I could hear the screams of “Take it! Take it upfield!” and “Shoot!!!” far before I even saw the field that crowned the gradual hill upon which I was strolling. I rounded the corner to a soccer pitch surrounded by people – families, friends, supporters – cheering on their girls. The dry whiff of soil and the green bouquet of torn up grass hung in the air like incense. Both teams battled out their game plans midfield, neither one gaining nor losing. It was already destined to be a classic match.

This afternoon’s game was a deciding match for my daughter’s soccer team, the Madeleine Mustangs. If they won, they’d move on to the Catholic League championship. If they didn’t, well, they’d go home having known they’d played a hell of a season.

However, the two teams – All Hallows and St. Charles Academy – that were playing as we arrived held everyone’s attention in a grander fashion. The winner would be the team that the Mustangs would face if they were to win, and the struggle was as apparent as fireworks in a dark summer sky. St. Charles was special, though, not only because they were amazing in the execution of their skills on the pitch, but because the sidelines held a secret that I’d yet to know as I walked from under the shady walking path.

● **Data lines**:
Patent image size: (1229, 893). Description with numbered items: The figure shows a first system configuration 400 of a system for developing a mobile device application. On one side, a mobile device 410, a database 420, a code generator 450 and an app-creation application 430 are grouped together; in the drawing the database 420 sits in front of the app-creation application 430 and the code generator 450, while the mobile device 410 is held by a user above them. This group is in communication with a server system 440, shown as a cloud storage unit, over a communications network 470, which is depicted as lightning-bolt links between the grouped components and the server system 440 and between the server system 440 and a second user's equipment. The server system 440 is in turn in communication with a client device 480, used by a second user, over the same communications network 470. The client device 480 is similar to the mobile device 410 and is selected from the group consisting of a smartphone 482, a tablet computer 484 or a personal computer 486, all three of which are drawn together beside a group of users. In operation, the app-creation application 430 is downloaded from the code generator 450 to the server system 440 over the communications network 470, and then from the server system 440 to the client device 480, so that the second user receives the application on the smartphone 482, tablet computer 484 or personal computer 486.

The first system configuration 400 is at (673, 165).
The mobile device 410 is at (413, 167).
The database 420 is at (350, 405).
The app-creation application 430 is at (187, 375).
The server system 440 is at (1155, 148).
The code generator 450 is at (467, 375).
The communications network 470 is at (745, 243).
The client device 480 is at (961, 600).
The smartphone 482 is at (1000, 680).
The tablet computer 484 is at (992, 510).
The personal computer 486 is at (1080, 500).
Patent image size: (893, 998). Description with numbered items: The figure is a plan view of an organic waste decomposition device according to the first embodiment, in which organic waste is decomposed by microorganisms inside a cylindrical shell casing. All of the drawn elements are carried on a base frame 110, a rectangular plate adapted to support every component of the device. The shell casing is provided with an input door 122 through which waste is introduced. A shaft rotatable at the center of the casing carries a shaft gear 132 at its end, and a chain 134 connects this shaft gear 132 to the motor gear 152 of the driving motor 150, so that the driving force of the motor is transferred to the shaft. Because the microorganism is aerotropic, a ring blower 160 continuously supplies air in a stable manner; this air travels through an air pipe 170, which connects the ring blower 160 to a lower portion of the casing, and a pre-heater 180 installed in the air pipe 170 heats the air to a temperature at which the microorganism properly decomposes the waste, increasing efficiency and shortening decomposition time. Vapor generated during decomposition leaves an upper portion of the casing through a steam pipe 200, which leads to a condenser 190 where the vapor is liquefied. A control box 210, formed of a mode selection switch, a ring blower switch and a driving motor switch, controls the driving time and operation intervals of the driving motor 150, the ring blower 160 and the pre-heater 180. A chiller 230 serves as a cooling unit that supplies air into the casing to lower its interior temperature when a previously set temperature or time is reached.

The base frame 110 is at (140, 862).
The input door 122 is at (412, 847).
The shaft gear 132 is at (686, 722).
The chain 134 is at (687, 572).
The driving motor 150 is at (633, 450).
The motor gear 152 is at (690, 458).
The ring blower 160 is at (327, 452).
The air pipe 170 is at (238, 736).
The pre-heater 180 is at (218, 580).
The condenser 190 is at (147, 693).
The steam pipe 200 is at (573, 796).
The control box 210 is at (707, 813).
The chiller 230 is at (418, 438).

● **Written tasks**:
(a) Answer these questions about the soccer narrative:
(i) What is the name of the narrator's daughter's team?
(ii) Which two teams were playing as the narrator arrived?
(iii) What scents hung in the air over the field?
(b) Rewrite the entries from the first line up to and including the line with "The server system 440 is at (1155, 148).", switching "developing" to "building" and leaving everything else unchanged. Give only those lines.

● **Final answers**:
(a)
(i) The Madeleine Mustangs.
(ii) All Hallows and St. Charles Academy.
(iii) The dry whiff of soil and the green bouquet of torn up grass.

(b)
Patent image size: (1229, 893). Description with numbered items: The figure shows a first system configuration 400 of a system for building a mobile device application. On one side, a mobile device 410, a database 420, a code generator 450 and an app-creation application 430 are grouped together; in the drawing the database 420 sits in front of the app-creation application 430 and the code generator 450, while the mobile device 410 is held by a user above them. This group is in communication with a server system 440, shown as a cloud storage unit, over a communications network 470, which is depicted as lightning-bolt links between the grouped components and the server system 440 and between the server system 440 and a second user's equipment. The server system 440 is in turn in communication with a client device 480, used by a second user, over the same communications network 470. The client device 480 is similar to the mobile device 410 and is selected from the group consisting of a smartphone 482, a tablet computer 484 or a personal computer 486, all three of which are drawn together beside a group of users. In operation, the app-creation application 430 is downloaded from the code generator 450 to the server system 440 over the communications network 470, and then from the server system 440 to the client device 480, so that the second user receives the application on the smartphone 482, tablet computer 484 or personal computer 486.

The first system configuration 400 is at (673, 165).
The mobile device 410 is at (413, 167).
The database 420 is at (350, 405).
The app-creation application 430 is at (187, 375).
The server system 440 is at (1155, 148).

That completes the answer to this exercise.